# Written request
Below are entries to be transcribed exactly; exclude the pictures from the copy.

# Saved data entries

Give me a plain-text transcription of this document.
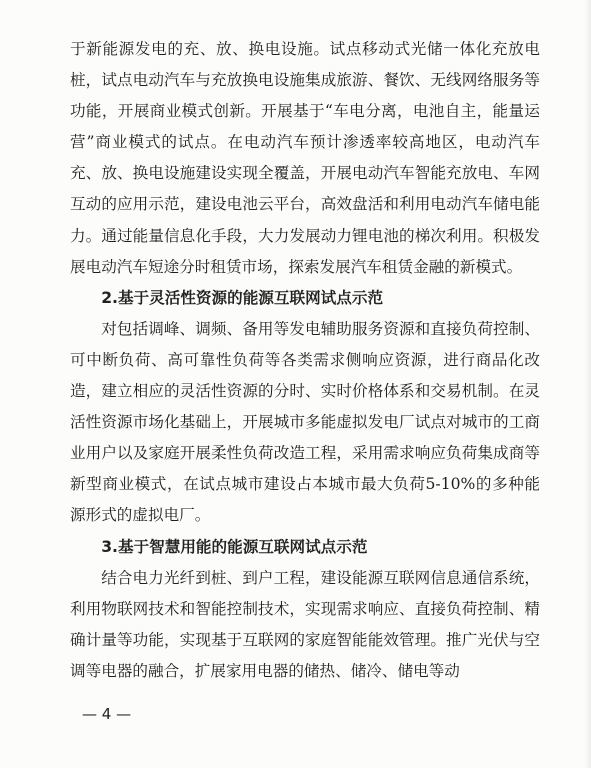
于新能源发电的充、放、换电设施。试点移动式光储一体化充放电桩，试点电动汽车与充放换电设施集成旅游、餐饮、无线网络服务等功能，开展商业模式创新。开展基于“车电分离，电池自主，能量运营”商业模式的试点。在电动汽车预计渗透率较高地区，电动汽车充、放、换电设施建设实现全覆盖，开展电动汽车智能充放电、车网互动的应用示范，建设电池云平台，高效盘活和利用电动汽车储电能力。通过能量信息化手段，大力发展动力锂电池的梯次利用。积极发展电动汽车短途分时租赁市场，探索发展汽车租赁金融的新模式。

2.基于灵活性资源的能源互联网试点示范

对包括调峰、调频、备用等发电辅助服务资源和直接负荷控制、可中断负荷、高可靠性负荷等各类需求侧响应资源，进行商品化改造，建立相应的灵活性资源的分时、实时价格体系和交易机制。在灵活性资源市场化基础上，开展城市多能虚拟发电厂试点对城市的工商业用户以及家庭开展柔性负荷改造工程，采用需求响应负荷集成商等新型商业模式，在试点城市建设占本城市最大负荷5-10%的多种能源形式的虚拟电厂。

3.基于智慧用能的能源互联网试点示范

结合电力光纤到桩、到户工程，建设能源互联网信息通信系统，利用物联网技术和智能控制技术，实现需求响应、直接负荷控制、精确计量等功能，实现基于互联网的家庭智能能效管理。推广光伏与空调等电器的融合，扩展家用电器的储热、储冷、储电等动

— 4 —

# The result
Give me a plain-text transcription of this document.
于新能源发电的充、放、换电设施。试点移动式光储一体化充放电桩，试点电动汽车与充放换电设施集成旅游、餐饮、无线网络服务等功能，开展商业模式创新。开展基于“车电分离，电池自主，能量运营”商业模式的试点。在电动汽车预计渗透率较高地区，电动汽车充、放、换电设施建设实现全覆盖，开展电动汽车智能充放电、车网互动的应用示范，建设电池云平台，高效盘活和利用电动汽车储电能力。通过能量信息化手段，大力发展动力锂电池的梯次利用。积极发展电动汽车短途分时租赁市场，探索发展汽车租赁金融的新模式。

2.基于灵活性资源的能源互联网试点示范

对包括调峰、调频、备用等发电辅助服务资源和直接负荷控制、可中断负荷、高可靠性负荷等各类需求侧响应资源，进行商品化改造，建立相应的灵活性资源的分时、实时价格体系和交易机制。在灵活性资源市场化基础上，开展城市多能虚拟发电厂试点对城市的工商业用户以及家庭开展柔性负荷改造工程，采用需求响应负荷集成商等新型商业模式，在试点城市建设占本城市最大负荷5-10%的多种能源形式的虚拟电厂。

3.基于智慧用能的能源互联网试点示范

结合电力光纤到桩、到户工程，建设能源互联网信息通信系统，利用物联网技术和智能控制技术，实现需求响应、直接负荷控制、精确计量等功能，实现基于互联网的家庭智能能效管理。推广光伏与空调等电器的融合，扩展家用电器的储热、储冷、储电等动

— 4 —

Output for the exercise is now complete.